§ EXCERPTED RECORDS
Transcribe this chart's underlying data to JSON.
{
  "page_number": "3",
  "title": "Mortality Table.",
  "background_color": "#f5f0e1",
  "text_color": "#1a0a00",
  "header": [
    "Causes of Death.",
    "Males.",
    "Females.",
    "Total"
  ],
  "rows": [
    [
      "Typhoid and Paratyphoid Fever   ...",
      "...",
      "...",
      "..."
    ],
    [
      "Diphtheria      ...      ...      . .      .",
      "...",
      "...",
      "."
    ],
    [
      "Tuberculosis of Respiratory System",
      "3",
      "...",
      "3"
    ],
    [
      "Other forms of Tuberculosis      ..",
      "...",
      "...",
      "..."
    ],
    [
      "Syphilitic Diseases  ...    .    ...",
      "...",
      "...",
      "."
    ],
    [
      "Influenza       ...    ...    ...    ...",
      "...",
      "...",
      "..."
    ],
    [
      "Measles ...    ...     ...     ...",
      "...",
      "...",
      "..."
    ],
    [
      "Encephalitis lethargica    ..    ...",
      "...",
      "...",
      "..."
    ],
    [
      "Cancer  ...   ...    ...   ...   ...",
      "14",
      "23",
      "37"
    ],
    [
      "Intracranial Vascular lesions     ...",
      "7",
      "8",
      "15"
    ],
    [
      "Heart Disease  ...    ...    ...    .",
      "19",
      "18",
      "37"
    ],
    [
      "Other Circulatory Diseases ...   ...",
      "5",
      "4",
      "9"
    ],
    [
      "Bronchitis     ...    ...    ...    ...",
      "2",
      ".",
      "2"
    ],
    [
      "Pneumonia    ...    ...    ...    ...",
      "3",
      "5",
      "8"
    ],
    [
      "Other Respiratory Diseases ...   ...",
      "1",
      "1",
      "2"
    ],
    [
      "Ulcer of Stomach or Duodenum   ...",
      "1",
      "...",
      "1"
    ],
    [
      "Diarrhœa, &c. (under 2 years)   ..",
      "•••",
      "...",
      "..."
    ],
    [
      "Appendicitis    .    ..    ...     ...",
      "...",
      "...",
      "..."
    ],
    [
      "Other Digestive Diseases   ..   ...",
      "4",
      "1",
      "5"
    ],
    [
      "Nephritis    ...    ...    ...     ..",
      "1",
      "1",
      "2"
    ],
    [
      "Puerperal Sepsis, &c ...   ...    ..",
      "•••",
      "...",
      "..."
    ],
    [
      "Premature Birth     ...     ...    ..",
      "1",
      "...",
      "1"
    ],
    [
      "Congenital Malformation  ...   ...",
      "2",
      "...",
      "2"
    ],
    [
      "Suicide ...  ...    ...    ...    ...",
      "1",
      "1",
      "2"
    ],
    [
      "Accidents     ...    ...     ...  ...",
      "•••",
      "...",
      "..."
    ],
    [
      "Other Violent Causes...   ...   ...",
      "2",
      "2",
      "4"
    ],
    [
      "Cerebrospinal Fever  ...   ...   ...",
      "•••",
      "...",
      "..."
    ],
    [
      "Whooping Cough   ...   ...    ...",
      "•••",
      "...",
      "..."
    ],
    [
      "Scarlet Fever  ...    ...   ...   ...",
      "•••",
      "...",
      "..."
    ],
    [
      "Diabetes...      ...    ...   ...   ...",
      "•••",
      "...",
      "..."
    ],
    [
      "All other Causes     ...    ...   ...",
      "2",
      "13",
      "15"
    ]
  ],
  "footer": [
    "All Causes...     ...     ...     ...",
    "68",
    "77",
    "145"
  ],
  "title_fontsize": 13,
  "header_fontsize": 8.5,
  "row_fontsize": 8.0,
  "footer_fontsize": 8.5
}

§ WHAT YOU ARE ASKED TO DO
Return the whole listing exactly.

§ FULL RESPONSE
Transcribe this chart's underlying data to JSON.
{
  "page_number": "3",
  "title": "Mortality Table.",
  "background_color": "#f5f0e1",
  "text_color": "#1a0a00",
  "header": [
    "Causes of Death.",
    "Males.",
    "Females.",
    "Total"
  ],
  "rows": [
    [
      "Typhoid and Paratyphoid Fever   ...",
      "...",
      "...",
      "..."
    ],
    [
      "Diphtheria      ...      ...      . .      .",
      "...",
      "...",
      "."
    ],
    [
      "Tuberculosis of Respiratory System",
      "3",
      "...",
      "3"
    ],
    [
      "Other forms of Tuberculosis      ..",
      "...",
      "...",
      "..."
    ],
    [
      "Syphilitic Diseases  ...    .    ...",
      "...",
      "...",
      "."
    ],
    [
      "Influenza       ...    ...    ...    ...",
      "...",
      "...",
      "..."
    ],
    [
      "Measles ...    ...     ...     ...",
      "...",
      "...",
      "..."
    ],
    [
      "Encephalitis lethargica    ..    ...",
      "...",
      "...",
      "..."
    ],
    [
      "Cancer  ...   ...    ...   ...   ...",
      "14",
      "23",
      "37"
    ],
    [
      "Intracranial Vascular lesions     ...",
      "7",
      "8",
      "15"
    ],
    [
      "Heart Disease  ...    ...    ...    .",
      "19",
      "18",
      "37"
    ],
    [
      "Other Circulatory Diseases ...   ...",
      "5",
      "4",
      "9"
    ],
    [
      "Bronchitis     ...    ...    ...    ...",
      "2",
      ".",
      "2"
    ],
    [
      "Pneumonia    ...    ...    ...    ...",
      "3",
      "5",
      "8"
    ],
    [
      "Other Respiratory Diseases ...   ...",
      "1",
      "1",
      "2"
    ],
    [
      "Ulcer of Stomach or Duodenum   ...",
      "1",
      "...",
      "1"
    ],
    [
      "Diarrhœa, &c. (under 2 years)   ..",
      "•••",
      "...",
      "..."
    ],
    [
      "Appendicitis    .    ..    ...     ...",
      "...",
      "...",
      "..."
    ],
    [
      "Other Digestive Diseases   ..   ...",
      "4",
      "1",
      "5"
    ],
    [
      "Nephritis    ...    ...    ...     ..",
      "1",
      "1",
      "2"
    ],
    [
      "Puerperal Sepsis, &c ...   ...    ..",
      "•••",
      "...",
      "..."
    ],
    [
      "Premature Birth     ...     ...    ..",
      "1",
      "...",
      "1"
    ],
    [
      "Congenital Malformation  ...   ...",
      "2",
      "...",
      "2"
    ],
    [
      "Suicide ...  ...    ...    ...    ...",
      "1",
      "1",
      "2"
    ],
    [
      "Accidents     ...    ...     ...  ...",
      "•••",
      "...",
      "..."
    ],
    [
      "Other Violent Causes...   ...   ...",
      "2",
      "2",
      "4"
    ],
    [
      "Cerebrospinal Fever  ...   ...   ...",
      "•••",
      "...",
      "..."
    ],
    [
      "Whooping Cough   ...   ...    ...",
      "•••",
      "...",
      "..."
    ],
    [
      "Scarlet Fever  ...    ...   ...   ...",
      "•••",
      "...",
      "..."
    ],
    [
      "Diabetes...      ...    ...   ...   ...",
      "•••",
      "...",
      "..."
    ],
    [
      "All other Causes     ...    ...   ...",
      "2",
      "13",
      "15"
    ]
  ],
  "footer": [
    "All Causes...     ...     ...     ...",
    "68",
    "77",
    "145"
  ],
  "title_fontsize": 13,
  "header_fontsize": 8.5,
  "row_fontsize": 8.0,
  "footer_fontsize": 8.5
}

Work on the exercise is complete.